→ TO DO
From the listing below, extract each line containing the string "Americans".

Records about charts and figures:

* * *

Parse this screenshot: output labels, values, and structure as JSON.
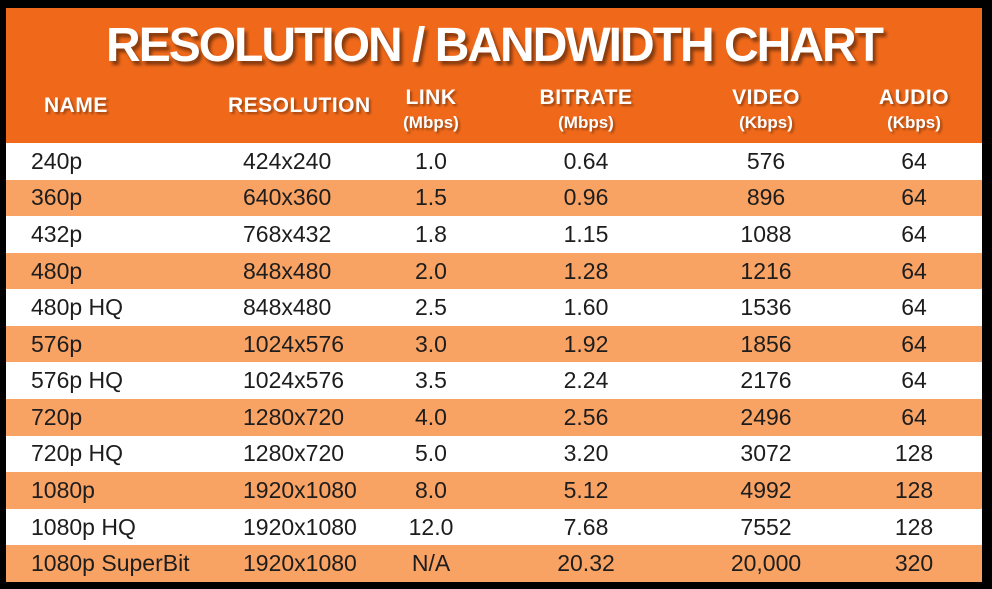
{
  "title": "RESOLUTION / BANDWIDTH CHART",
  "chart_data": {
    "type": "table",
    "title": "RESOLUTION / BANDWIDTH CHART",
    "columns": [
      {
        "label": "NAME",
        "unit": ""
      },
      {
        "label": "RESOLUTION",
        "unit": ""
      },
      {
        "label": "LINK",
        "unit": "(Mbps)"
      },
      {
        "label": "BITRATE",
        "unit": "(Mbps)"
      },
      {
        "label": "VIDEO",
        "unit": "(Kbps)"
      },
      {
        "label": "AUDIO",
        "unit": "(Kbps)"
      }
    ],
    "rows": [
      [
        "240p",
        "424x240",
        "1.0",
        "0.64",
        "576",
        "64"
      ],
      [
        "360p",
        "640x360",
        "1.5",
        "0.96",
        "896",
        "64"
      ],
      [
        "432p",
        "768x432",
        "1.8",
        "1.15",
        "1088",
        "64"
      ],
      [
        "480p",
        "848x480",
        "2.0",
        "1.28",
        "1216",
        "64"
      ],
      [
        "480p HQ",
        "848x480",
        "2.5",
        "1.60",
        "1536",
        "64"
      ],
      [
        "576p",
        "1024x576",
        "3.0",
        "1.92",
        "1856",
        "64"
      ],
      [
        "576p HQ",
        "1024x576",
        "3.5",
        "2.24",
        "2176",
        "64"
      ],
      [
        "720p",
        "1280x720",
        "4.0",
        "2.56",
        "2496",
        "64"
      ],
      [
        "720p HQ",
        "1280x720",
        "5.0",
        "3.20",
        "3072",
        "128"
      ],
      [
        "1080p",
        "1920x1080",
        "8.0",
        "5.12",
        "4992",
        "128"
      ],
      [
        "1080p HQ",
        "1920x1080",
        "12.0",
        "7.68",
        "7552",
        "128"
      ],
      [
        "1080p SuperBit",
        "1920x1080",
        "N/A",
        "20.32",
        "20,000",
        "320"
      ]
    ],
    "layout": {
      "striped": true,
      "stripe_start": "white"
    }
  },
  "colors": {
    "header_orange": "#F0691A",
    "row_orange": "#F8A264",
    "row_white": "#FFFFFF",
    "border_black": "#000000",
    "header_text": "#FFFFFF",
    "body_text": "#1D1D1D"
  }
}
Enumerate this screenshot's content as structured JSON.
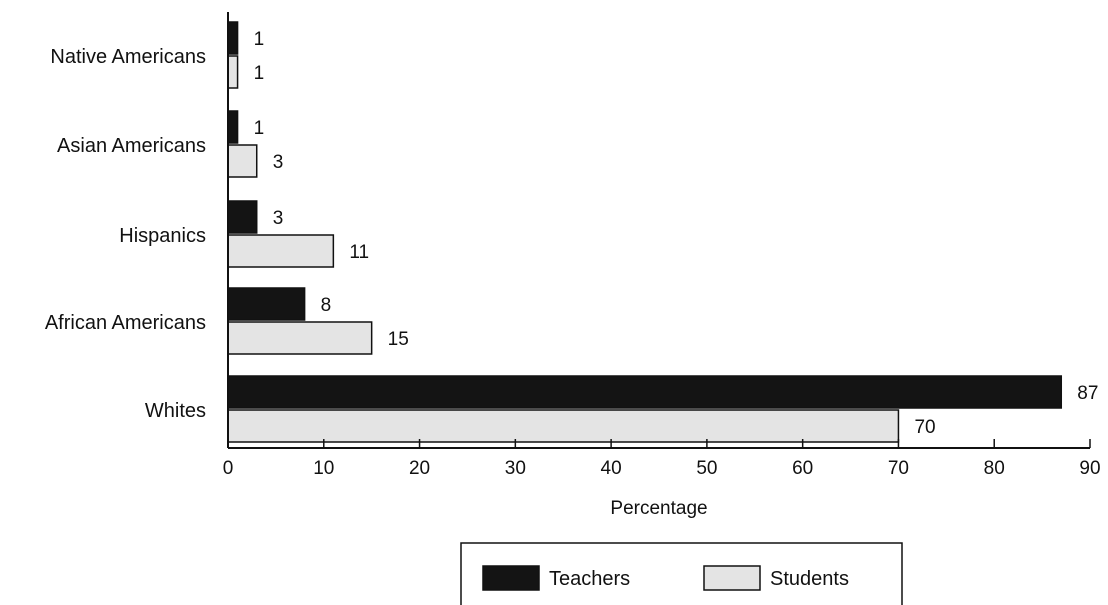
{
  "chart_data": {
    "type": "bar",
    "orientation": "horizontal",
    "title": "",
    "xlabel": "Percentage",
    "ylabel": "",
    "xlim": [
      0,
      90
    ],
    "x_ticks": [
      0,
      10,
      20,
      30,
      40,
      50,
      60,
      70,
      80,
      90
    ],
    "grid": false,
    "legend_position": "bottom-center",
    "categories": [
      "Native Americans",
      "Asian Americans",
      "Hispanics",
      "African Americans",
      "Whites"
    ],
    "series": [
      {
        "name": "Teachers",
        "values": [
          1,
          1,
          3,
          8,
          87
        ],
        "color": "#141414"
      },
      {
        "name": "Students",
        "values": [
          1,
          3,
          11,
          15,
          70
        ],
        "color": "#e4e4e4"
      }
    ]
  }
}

* * *

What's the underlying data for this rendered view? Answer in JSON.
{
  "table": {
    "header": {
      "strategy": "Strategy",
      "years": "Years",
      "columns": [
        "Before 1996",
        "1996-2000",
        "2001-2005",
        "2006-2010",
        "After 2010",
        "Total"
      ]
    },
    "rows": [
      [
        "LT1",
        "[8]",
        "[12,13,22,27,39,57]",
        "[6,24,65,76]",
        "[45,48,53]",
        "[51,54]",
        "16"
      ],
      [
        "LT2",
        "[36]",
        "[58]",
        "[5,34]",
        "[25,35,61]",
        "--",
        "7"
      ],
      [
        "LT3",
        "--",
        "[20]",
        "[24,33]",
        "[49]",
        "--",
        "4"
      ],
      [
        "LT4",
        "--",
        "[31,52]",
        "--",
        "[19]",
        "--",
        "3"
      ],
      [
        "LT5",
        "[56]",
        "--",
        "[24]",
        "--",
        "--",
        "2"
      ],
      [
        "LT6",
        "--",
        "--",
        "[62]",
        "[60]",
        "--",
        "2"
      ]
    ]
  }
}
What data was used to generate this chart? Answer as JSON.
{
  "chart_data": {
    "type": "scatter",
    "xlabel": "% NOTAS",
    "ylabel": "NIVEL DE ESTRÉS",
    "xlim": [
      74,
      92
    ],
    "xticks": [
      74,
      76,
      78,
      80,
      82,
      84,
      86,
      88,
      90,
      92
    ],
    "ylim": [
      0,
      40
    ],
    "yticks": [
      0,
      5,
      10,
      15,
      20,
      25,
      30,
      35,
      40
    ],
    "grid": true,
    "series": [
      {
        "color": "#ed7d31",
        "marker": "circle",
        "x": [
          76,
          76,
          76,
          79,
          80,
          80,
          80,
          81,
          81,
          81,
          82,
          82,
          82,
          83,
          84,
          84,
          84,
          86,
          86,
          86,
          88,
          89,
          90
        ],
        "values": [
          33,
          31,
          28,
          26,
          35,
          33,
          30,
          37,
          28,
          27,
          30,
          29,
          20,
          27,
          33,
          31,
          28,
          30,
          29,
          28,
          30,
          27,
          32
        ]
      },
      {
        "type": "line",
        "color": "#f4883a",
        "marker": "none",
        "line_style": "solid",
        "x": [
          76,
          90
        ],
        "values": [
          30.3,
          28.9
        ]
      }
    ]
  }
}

* * *

→ CORRECT RESPONSE
      "Native Americans",
      "Asian Americans",
      "African Americans",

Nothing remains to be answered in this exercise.